--- Begin RECORDS FOR THIS EXERCISE ---

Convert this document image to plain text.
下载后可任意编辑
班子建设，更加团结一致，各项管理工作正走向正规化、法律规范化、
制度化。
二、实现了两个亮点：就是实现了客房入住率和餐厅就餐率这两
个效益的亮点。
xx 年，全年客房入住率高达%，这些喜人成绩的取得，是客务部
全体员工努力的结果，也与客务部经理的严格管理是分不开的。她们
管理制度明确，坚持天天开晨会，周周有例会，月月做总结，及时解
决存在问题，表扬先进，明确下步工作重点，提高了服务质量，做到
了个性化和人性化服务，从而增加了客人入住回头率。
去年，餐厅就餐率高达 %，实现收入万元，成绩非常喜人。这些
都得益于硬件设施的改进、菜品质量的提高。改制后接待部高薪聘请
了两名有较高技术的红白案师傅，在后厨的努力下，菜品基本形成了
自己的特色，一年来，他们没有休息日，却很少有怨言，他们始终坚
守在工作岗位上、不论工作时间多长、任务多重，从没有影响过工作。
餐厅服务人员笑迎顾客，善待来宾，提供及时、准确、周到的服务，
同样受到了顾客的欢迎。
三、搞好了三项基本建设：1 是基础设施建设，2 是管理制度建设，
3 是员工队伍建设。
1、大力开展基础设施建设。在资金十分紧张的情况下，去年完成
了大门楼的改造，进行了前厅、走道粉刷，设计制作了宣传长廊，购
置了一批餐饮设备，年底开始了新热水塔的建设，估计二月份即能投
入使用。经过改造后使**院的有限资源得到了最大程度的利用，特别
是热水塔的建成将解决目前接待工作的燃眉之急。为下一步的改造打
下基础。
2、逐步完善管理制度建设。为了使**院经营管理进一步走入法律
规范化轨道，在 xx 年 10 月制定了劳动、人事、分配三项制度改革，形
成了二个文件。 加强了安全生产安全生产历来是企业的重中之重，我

--- End RECORDS FOR THIS EXERCISE ---

Reproduce the material above, every line of it, exactly.

FULL RESPONSE:
Convert this document image to plain text.
下载后可任意编辑
班子建设，更加团结一致，各项管理工作正走向正规化、法律规范化、
制度化。
二、实现了两个亮点：就是实现了客房入住率和餐厅就餐率这两
个效益的亮点。
xx 年，全年客房入住率高达%，这些喜人成绩的取得，是客务部
全体员工努力的结果，也与客务部经理的严格管理是分不开的。她们
管理制度明确，坚持天天开晨会，周周有例会，月月做总结，及时解
决存在问题，表扬先进，明确下步工作重点，提高了服务质量，做到
了个性化和人性化服务，从而增加了客人入住回头率。
去年，餐厅就餐率高达 %，实现收入万元，成绩非常喜人。这些
都得益于硬件设施的改进、菜品质量的提高。改制后接待部高薪聘请
了两名有较高技术的红白案师傅，在后厨的努力下，菜品基本形成了
自己的特色，一年来，他们没有休息日，却很少有怨言，他们始终坚
守在工作岗位上、不论工作时间多长、任务多重，从没有影响过工作。
餐厅服务人员笑迎顾客，善待来宾，提供及时、准确、周到的服务，
同样受到了顾客的欢迎。
三、搞好了三项基本建设：1 是基础设施建设，2 是管理制度建设，
3 是员工队伍建设。
1、大力开展基础设施建设。在资金十分紧张的情况下，去年完成
了大门楼的改造，进行了前厅、走道粉刷，设计制作了宣传长廊，购
置了一批餐饮设备，年底开始了新热水塔的建设，估计二月份即能投
入使用。经过改造后使**院的有限资源得到了最大程度的利用，特别
是热水塔的建成将解决目前接待工作的燃眉之急。为下一步的改造打
下基础。
2、逐步完善管理制度建设。为了使**院经营管理进一步走入法律
规范化轨道，在 xx 年 10 月制定了劳动、人事、分配三项制度改革，形
成了二个文件。 加强了安全生产安全生产历来是企业的重中之重，我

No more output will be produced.